[BEGIN]
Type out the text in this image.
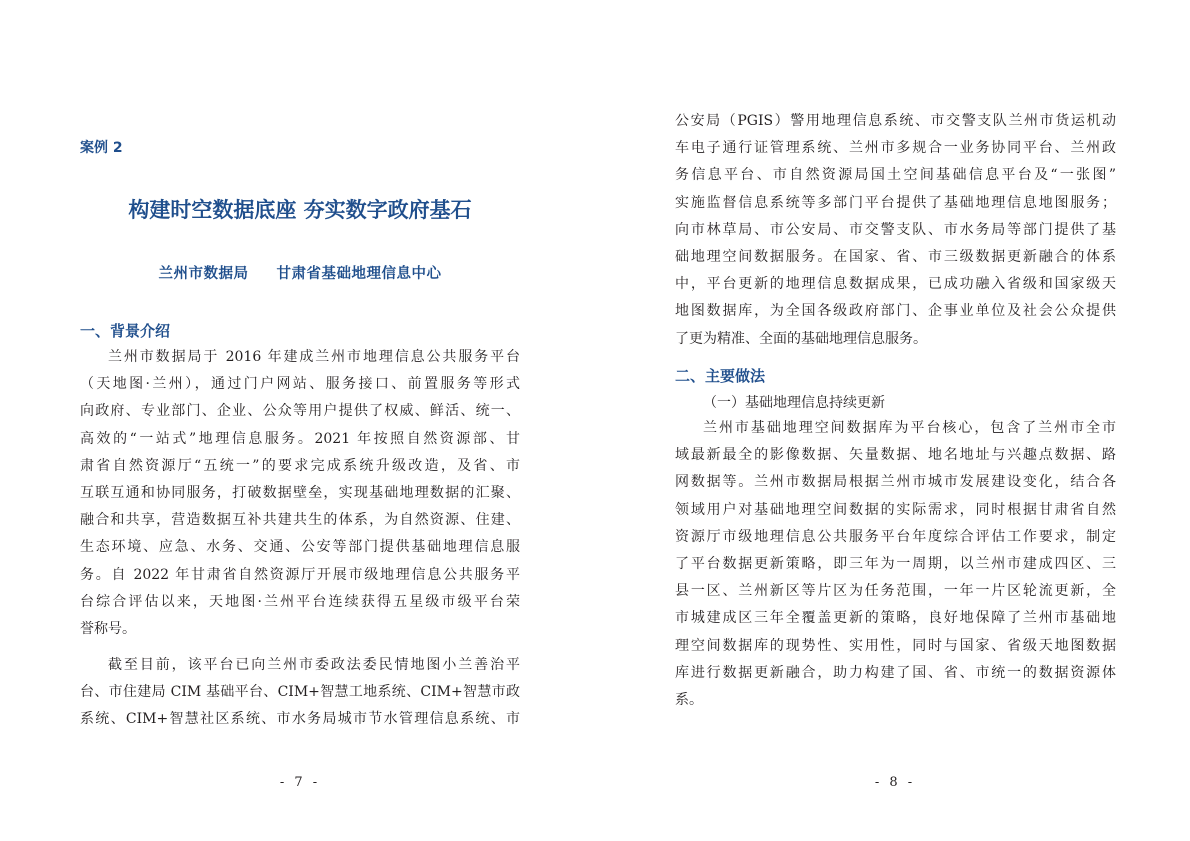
案例 2
构建时空数据底座 夯实数字政府基石
兰州市数据局 甘肃省基础地理信息中心
一、背景介绍
兰州市数据局于 2016 年建成兰州市地理信息公共服务平台
（天地图·兰州），通过门户网站、服务接口、前置服务等形式
向政府、专业部门、企业、公众等用户提供了权威、鲜活、统一、
高效的“一站式”地理信息服务。2021 年按照自然资源部、甘
肃省自然资源厅“五统一”的要求完成系统升级改造，及省、市
互联互通和协同服务，打破数据壁垒，实现基础地理数据的汇聚、
融合和共享，营造数据互补共建共生的体系，为自然资源、住建、
生态环境、应急、水务、交通、公安等部门提供基础地理信息服
务。自 2022 年甘肃省自然资源厅开展市级地理信息公共服务平
台综合评估以来，天地图·兰州平台连续获得五星级市级平台荣
誉称号。
截至目前，该平台已向兰州市委政法委民情地图小兰善治平
台、市住建局 CIM 基础平台、CIM+智慧工地系统、CIM+智慧市政
系统、CIM+智慧社区系统、市水务局城市节水管理信息系统、市
- 7 -
公安局（PGIS）警用地理信息系统、市交警支队兰州市货运机动
车电子通行证管理系统、兰州市多规合一业务协同平台、兰州政
务信息平台、市自然资源局国土空间基础信息平台及“一张图”
实施监督信息系统等多部门平台提供了基础地理信息地图服务；
向市林草局、市公安局、市交警支队、市水务局等部门提供了基
础地理空间数据服务。在国家、省、市三级数据更新融合的体系
中，平台更新的地理信息数据成果，已成功融入省级和国家级天
地图数据库，为全国各级政府部门、企事业单位及社会公众提供
了更为精准、全面的基础地理信息服务。
二、主要做法
（一）基础地理信息持续更新
兰州市基础地理空间数据库为平台核心，包含了兰州市全市
域最新最全的影像数据、矢量数据、地名地址与兴趣点数据、路
网数据等。兰州市数据局根据兰州市城市发展建设变化，结合各
领域用户对基础地理空间数据的实际需求，同时根据甘肃省自然
资源厅市级地理信息公共服务平台年度综合评估工作要求，制定
了平台数据更新策略，即三年为一周期，以兰州市建成四区、三
县一区、兰州新区等片区为任务范围，一年一片区轮流更新，全
市城建成区三年全覆盖更新的策略，良好地保障了兰州市基础地
理空间数据库的现势性、实用性，同时与国家、省级天地图数据
库进行数据更新融合，助力构建了国、省、市统一的数据资源体
系。
- 8 -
[END]
The request →
Please repeat the entries exactly. Do not include the pictures.

Complete output →
Type out the text in this image.
案例 2
构建时空数据底座 夯实数字政府基石
兰州市数据局 甘肃省基础地理信息中心
一、背景介绍
兰州市数据局于 2016 年建成兰州市地理信息公共服务平台
（天地图·兰州），通过门户网站、服务接口、前置服务等形式
向政府、专业部门、企业、公众等用户提供了权威、鲜活、统一、
高效的“一站式”地理信息服务。2021 年按照自然资源部、甘
肃省自然资源厅“五统一”的要求完成系统升级改造，及省、市
互联互通和协同服务，打破数据壁垒，实现基础地理数据的汇聚、
融合和共享，营造数据互补共建共生的体系，为自然资源、住建、
生态环境、应急、水务、交通、公安等部门提供基础地理信息服
务。自 2022 年甘肃省自然资源厅开展市级地理信息公共服务平
台综合评估以来，天地图·兰州平台连续获得五星级市级平台荣
誉称号。
截至目前，该平台已向兰州市委政法委民情地图小兰善治平
台、市住建局 CIM 基础平台、CIM+智慧工地系统、CIM+智慧市政
系统、CIM+智慧社区系统、市水务局城市节水管理信息系统、市
- 7 -
公安局（PGIS）警用地理信息系统、市交警支队兰州市货运机动
车电子通行证管理系统、兰州市多规合一业务协同平台、兰州政
务信息平台、市自然资源局国土空间基础信息平台及“一张图”
实施监督信息系统等多部门平台提供了基础地理信息地图服务；
向市林草局、市公安局、市交警支队、市水务局等部门提供了基
础地理空间数据服务。在国家、省、市三级数据更新融合的体系
中，平台更新的地理信息数据成果，已成功融入省级和国家级天
地图数据库，为全国各级政府部门、企事业单位及社会公众提供
了更为精准、全面的基础地理信息服务。
二、主要做法
（一）基础地理信息持续更新
兰州市基础地理空间数据库为平台核心，包含了兰州市全市
域最新最全的影像数据、矢量数据、地名地址与兴趣点数据、路
网数据等。兰州市数据局根据兰州市城市发展建设变化，结合各
领域用户对基础地理空间数据的实际需求，同时根据甘肃省自然
资源厅市级地理信息公共服务平台年度综合评估工作要求，制定
了平台数据更新策略，即三年为一周期，以兰州市建成四区、三
县一区、兰州新区等片区为任务范围，一年一片区轮流更新，全
市城建成区三年全覆盖更新的策略，良好地保障了兰州市基础地
理空间数据库的现势性、实用性，同时与国家、省级天地图数据
库进行数据更新融合，助力构建了国、省、市统一的数据资源体
系。
- 8 -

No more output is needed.